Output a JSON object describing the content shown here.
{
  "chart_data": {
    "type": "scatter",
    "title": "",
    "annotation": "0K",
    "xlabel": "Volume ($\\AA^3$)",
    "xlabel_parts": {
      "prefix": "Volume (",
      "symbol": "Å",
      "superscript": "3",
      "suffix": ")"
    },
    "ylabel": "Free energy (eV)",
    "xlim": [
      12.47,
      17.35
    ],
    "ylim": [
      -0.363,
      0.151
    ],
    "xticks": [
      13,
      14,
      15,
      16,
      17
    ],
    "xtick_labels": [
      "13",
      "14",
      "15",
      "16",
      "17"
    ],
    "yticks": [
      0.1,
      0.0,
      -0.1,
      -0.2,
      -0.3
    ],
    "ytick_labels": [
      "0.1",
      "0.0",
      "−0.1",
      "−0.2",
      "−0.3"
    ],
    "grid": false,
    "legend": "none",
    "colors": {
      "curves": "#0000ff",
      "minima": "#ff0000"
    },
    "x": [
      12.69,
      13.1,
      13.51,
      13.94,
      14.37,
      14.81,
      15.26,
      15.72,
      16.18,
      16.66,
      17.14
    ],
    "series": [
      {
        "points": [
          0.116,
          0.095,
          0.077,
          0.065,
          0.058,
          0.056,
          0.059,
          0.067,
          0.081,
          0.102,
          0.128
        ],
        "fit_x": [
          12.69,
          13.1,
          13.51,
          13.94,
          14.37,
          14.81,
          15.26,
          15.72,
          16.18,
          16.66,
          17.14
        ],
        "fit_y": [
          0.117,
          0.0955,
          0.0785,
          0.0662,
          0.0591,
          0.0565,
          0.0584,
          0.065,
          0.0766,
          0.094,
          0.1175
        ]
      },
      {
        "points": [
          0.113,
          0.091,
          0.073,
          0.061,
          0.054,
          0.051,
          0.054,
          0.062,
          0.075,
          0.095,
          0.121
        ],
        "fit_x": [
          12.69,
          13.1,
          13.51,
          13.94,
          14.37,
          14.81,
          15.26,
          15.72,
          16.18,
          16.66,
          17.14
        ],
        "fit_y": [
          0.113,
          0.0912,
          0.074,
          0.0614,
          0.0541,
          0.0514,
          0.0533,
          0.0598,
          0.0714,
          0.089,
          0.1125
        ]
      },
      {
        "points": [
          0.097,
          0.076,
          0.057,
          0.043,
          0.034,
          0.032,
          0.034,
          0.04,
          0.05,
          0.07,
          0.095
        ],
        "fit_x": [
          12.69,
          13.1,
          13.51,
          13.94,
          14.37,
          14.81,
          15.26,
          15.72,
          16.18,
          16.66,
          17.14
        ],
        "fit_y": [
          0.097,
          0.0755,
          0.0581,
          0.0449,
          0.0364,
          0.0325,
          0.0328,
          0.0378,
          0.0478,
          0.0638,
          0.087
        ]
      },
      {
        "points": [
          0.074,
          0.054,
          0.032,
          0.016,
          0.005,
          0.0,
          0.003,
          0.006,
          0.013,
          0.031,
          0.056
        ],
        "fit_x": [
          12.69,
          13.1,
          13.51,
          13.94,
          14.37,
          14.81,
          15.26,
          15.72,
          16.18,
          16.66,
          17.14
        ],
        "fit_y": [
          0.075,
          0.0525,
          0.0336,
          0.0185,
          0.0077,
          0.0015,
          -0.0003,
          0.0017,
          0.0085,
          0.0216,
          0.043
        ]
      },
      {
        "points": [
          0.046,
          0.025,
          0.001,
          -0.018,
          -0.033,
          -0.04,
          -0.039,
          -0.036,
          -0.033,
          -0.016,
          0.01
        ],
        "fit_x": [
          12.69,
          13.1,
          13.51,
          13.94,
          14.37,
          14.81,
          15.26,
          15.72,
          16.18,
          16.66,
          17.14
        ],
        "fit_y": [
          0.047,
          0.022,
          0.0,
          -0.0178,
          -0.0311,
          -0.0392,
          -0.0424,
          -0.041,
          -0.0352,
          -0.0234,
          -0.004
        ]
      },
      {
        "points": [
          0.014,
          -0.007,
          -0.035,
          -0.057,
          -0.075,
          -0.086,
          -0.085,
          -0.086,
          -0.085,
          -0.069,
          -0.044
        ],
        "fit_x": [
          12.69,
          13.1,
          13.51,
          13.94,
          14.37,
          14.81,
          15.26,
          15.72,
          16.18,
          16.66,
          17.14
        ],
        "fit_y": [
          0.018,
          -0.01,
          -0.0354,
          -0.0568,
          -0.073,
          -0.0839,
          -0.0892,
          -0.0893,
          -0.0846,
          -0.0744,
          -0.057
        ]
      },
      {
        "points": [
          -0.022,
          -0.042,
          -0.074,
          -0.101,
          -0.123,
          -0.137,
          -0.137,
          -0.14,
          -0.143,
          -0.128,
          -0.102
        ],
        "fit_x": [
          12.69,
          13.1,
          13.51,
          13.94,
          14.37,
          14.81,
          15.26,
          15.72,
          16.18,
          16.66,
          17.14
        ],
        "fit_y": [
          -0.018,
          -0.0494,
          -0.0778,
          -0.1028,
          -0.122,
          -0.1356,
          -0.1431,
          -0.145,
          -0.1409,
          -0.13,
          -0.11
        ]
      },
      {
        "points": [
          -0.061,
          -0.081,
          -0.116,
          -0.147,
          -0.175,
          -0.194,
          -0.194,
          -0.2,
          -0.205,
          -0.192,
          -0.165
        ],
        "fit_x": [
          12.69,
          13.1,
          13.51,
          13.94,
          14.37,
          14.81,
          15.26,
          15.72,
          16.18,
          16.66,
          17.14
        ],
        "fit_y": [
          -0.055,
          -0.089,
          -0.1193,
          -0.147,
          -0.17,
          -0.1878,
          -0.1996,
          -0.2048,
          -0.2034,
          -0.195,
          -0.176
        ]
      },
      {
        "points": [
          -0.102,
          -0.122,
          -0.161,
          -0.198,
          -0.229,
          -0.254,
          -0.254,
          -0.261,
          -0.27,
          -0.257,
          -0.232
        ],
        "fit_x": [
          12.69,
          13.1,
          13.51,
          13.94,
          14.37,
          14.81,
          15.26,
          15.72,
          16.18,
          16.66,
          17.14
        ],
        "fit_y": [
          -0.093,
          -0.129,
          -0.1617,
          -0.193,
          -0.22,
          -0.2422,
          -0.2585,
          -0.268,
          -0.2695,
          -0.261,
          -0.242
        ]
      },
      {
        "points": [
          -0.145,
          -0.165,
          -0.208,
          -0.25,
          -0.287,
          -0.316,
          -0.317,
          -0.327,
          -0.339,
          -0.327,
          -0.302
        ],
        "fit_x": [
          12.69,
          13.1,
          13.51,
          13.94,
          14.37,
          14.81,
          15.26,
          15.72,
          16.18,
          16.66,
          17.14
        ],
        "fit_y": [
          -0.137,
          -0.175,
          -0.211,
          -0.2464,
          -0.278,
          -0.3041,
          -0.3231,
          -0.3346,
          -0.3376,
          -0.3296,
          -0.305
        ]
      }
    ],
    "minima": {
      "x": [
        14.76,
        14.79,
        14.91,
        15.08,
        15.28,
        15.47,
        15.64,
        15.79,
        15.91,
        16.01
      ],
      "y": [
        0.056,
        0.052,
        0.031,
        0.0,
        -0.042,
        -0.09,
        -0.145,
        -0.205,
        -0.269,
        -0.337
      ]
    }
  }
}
::::::
▸ The problem
Send back every record, precisely as written.

▸ Final result
Output a JSON object describing the content shown here.
{
  "chart_data": {
    "type": "scatter",
    "title": "",
    "annotation": "0K",
    "xlabel": "Volume ($\\AA^3$)",
    "xlabel_parts": {
      "prefix": "Volume (",
      "symbol": "Å",
      "superscript": "3",
      "suffix": ")"
    },
    "ylabel": "Free energy (eV)",
    "xlim": [
      12.47,
      17.35
    ],
    "ylim": [
      -0.363,
      0.151
    ],
    "xticks": [
      13,
      14,
      15,
      16,
      17
    ],
    "xtick_labels": [
      "13",
      "14",
      "15",
      "16",
      "17"
    ],
    "yticks": [
      0.1,
      0.0,
      -0.1,
      -0.2,
      -0.3
    ],
    "ytick_labels": [
      "0.1",
      "0.0",
      "−0.1",
      "−0.2",
      "−0.3"
    ],
    "grid": false,
    "legend": "none",
    "colors": {
      "curves": "#0000ff",
      "minima": "#ff0000"
    },
    "x": [
      12.69,
      13.1,
      13.51,
      13.94,
      14.37,
      14.81,
      15.26,
      15.72,
      16.18,
      16.66,
      17.14
    ],
    "series": [
      {
        "points": [
          0.116,
          0.095,
          0.077,
          0.065,
          0.058,
          0.056,
          0.059,
          0.067,
          0.081,
          0.102,
          0.128
        ],
        "fit_x": [
          12.69,
          13.1,
          13.51,
          13.94,
          14.37,
          14.81,
          15.26,
          15.72,
          16.18,
          16.66,
          17.14
        ],
        "fit_y": [
          0.117,
          0.0955,
          0.0785,
          0.0662,
          0.0591,
          0.0565,
          0.0584,
          0.065,
          0.0766,
          0.094,
          0.1175
        ]
      },
      {
        "points": [
          0.113,
          0.091,
          0.073,
          0.061,
          0.054,
          0.051,
          0.054,
          0.062,
          0.075,
          0.095,
          0.121
        ],
        "fit_x": [
          12.69,
          13.1,
          13.51,
          13.94,
          14.37,
          14.81,
          15.26,
          15.72,
          16.18,
          16.66,
          17.14
        ],
        "fit_y": [
          0.113,
          0.0912,
          0.074,
          0.0614,
          0.0541,
          0.0514,
          0.0533,
          0.0598,
          0.0714,
          0.089,
          0.1125
        ]
      },
      {
        "points": [
          0.097,
          0.076,
          0.057,
          0.043,
          0.034,
          0.032,
          0.034,
          0.04,
          0.05,
          0.07,
          0.095
        ],
        "fit_x": [
          12.69,
          13.1,
          13.51,
          13.94,
          14.37,
          14.81,
          15.26,
          15.72,
          16.18,
          16.66,
          17.14
        ],
        "fit_y": [
          0.097,
          0.0755,
          0.0581,
          0.0449,
          0.0364,
          0.0325,
          0.0328,
          0.0378,
          0.0478,
          0.0638,
          0.087
        ]
      },
      {
        "points": [
          0.074,
          0.054,
          0.032,
          0.016,
          0.005,
          0.0,
          0.003,
          0.006,
          0.013,
          0.031,
          0.056
        ],
        "fit_x": [
          12.69,
          13.1,
          13.51,
          13.94,
          14.37,
          14.81,
          15.26,
          15.72,
          16.18,
          16.66,
          17.14
        ],
        "fit_y": [
          0.075,
          0.0525,
          0.0336,
          0.0185,
          0.0077,
          0.0015,
          -0.0003,
          0.0017,
          0.0085,
          0.0216,
          0.043
        ]
      },
      {
        "points": [
          0.046,
          0.025,
          0.001,
          -0.018,
          -0.033,
          -0.04,
          -0.039,
          -0.036,
          -0.033,
          -0.016,
          0.01
        ],
        "fit_x": [
          12.69,
          13.1,
          13.51,
          13.94,
          14.37,
          14.81,
          15.26,
          15.72,
          16.18,
          16.66,
          17.14
        ],
        "fit_y": [
          0.047,
          0.022,
          0.0,
          -0.0178,
          -0.0311,
          -0.0392,
          -0.0424,
          -0.041,
          -0.0352,
          -0.0234,
          -0.004
        ]
      },
      {
        "points": [
          0.014,
          -0.007,
          -0.035,
          -0.057,
          -0.075,
          -0.086,
          -0.085,
          -0.086,
          -0.085,
          -0.069,
          -0.044
        ],
        "fit_x": [
          12.69,
          13.1,
          13.51,
          13.94,
          14.37,
          14.81,
          15.26,
          15.72,
          16.18,
          16.66,
          17.14
        ],
        "fit_y": [
          0.018,
          -0.01,
          -0.0354,
          -0.0568,
          -0.073,
          -0.0839,
          -0.0892,
          -0.0893,
          -0.0846,
          -0.0744,
          -0.057
        ]
      },
      {
        "points": [
          -0.022,
          -0.042,
          -0.074,
          -0.101,
          -0.123,
          -0.137,
          -0.137,
          -0.14,
          -0.143,
          -0.128,
          -0.102
        ],
        "fit_x": [
          12.69,
          13.1,
          13.51,
          13.94,
          14.37,
          14.81,
          15.26,
          15.72,
          16.18,
          16.66,
          17.14
        ],
        "fit_y": [
          -0.018,
          -0.0494,
          -0.0778,
          -0.1028,
          -0.122,
          -0.1356,
          -0.1431,
          -0.145,
          -0.1409,
          -0.13,
          -0.11
        ]
      },
      {
        "points": [
          -0.061,
          -0.081,
          -0.116,
          -0.147,
          -0.175,
          -0.194,
          -0.194,
          -0.2,
          -0.205,
          -0.192,
          -0.165
        ],
        "fit_x": [
          12.69,
          13.1,
          13.51,
          13.94,
          14.37,
          14.81,
          15.26,
          15.72,
          16.18,
          16.66,
          17.14
        ],
        "fit_y": [
          -0.055,
          -0.089,
          -0.1193,
          -0.147,
          -0.17,
          -0.1878,
          -0.1996,
          -0.2048,
          -0.2034,
          -0.195,
          -0.176
        ]
      },
      {
        "points": [
          -0.102,
          -0.122,
          -0.161,
          -0.198,
          -0.229,
          -0.254,
          -0.254,
          -0.261,
          -0.27,
          -0.257,
          -0.232
        ],
        "fit_x": [
          12.69,
          13.1,
          13.51,
          13.94,
          14.37,
          14.81,
          15.26,
          15.72,
          16.18,
          16.66,
          17.14
        ],
        "fit_y": [
          -0.093,
          -0.129,
          -0.1617,
          -0.193,
          -0.22,
          -0.2422,
          -0.2585,
          -0.268,
          -0.2695,
          -0.261,
          -0.242
        ]
      },
      {
        "points": [
          -0.145,
          -0.165,
          -0.208,
          -0.25,
          -0.287,
          -0.316,
          -0.317,
          -0.327,
          -0.339,
          -0.327,
          -0.302
        ],
        "fit_x": [
          12.69,
          13.1,
          13.51,
          13.94,
          14.37,
          14.81,
          15.26,
          15.72,
          16.18,
          16.66,
          17.14
        ],
        "fit_y": [
          -0.137,
          -0.175,
          -0.211,
          -0.2464,
          -0.278,
          -0.3041,
          -0.3231,
          -0.3346,
          -0.3376,
          -0.3296,
          -0.305
        ]
      }
    ],
    "minima": {
      "x": [
        14.76,
        14.79,
        14.91,
        15.08,
        15.28,
        15.47,
        15.64,
        15.79,
        15.91,
        16.01
      ],
      "y": [
        0.056,
        0.052,
        0.031,
        0.0,
        -0.042,
        -0.09,
        -0.145,
        -0.205,
        -0.269,
        -0.337
      ]
    }
  }
}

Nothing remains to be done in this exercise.